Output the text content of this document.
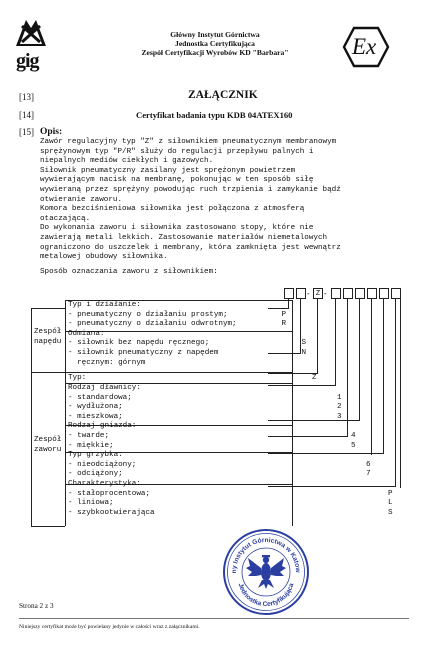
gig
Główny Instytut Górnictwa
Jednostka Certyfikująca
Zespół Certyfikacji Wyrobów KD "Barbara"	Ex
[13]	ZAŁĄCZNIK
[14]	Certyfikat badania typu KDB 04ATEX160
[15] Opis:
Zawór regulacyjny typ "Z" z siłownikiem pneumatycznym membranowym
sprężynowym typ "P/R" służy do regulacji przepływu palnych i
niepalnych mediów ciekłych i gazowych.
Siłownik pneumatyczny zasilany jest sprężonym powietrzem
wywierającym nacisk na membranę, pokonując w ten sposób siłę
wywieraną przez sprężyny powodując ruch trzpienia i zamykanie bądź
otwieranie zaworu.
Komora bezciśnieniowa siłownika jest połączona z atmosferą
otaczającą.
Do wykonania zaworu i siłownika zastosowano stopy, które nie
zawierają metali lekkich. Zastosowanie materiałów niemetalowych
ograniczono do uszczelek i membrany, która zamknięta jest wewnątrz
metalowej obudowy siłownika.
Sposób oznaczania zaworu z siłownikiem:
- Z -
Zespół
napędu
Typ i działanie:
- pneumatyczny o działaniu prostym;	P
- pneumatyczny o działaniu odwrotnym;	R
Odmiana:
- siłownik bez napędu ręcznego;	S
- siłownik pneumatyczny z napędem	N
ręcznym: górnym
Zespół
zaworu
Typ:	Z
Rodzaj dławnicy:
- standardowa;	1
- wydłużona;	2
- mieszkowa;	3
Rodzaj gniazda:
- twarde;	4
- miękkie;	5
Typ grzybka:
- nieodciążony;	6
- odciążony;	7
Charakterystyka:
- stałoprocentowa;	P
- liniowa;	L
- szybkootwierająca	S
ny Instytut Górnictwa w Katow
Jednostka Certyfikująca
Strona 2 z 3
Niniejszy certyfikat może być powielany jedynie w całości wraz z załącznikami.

++++++++

▶ Task directions: All of the data above should be quoted exactly, except for the pictures.

▶ Reply:
Output the text content of this document.
gig
Główny Instytut Górnictwa
Jednostka Certyfikująca
Zespół Certyfikacji Wyrobów KD "Barbara"	Ex
[13]	ZAŁĄCZNIK
[14]	Certyfikat badania typu KDB 04ATEX160
[15] Opis:
Zawór regulacyjny typ "Z" z siłownikiem pneumatycznym membranowym
sprężynowym typ "P/R" służy do regulacji przepływu palnych i
niepalnych mediów ciekłych i gazowych.
Siłownik pneumatyczny zasilany jest sprężonym powietrzem
wywierającym nacisk na membranę, pokonując w ten sposób siłę
wywieraną przez sprężyny powodując ruch trzpienia i zamykanie bądź
otwieranie zaworu.
Komora bezciśnieniowa siłownika jest połączona z atmosferą
otaczającą.
Do wykonania zaworu i siłownika zastosowano stopy, które nie
zawierają metali lekkich. Zastosowanie materiałów niemetalowych
ograniczono do uszczelek i membrany, która zamknięta jest wewnątrz
metalowej obudowy siłownika.
Sposób oznaczania zaworu z siłownikiem:
- Z -
Zespół
napędu
Typ i działanie:
- pneumatyczny o działaniu prostym;	P
- pneumatyczny o działaniu odwrotnym;	R
Odmiana:
- siłownik bez napędu ręcznego;	S
- siłownik pneumatyczny z napędem	N
ręcznym: górnym
Zespół
zaworu
Typ:	Z
Rodzaj dławnicy:
- standardowa;	1
- wydłużona;	2
- mieszkowa;	3
Rodzaj gniazda:
- twarde;	4
- miękkie;	5
Typ grzybka:
- nieodciążony;	6
- odciążony;	7
Charakterystyka:
- stałoprocentowa;	P
- liniowa;	L
- szybkootwierająca	S
ny Instytut Górnictwa w Katow
Jednostka Certyfikująca
Strona 2 z 3
Niniejszy certyfikat może być powielany jedynie w całości wraz z załącznikami.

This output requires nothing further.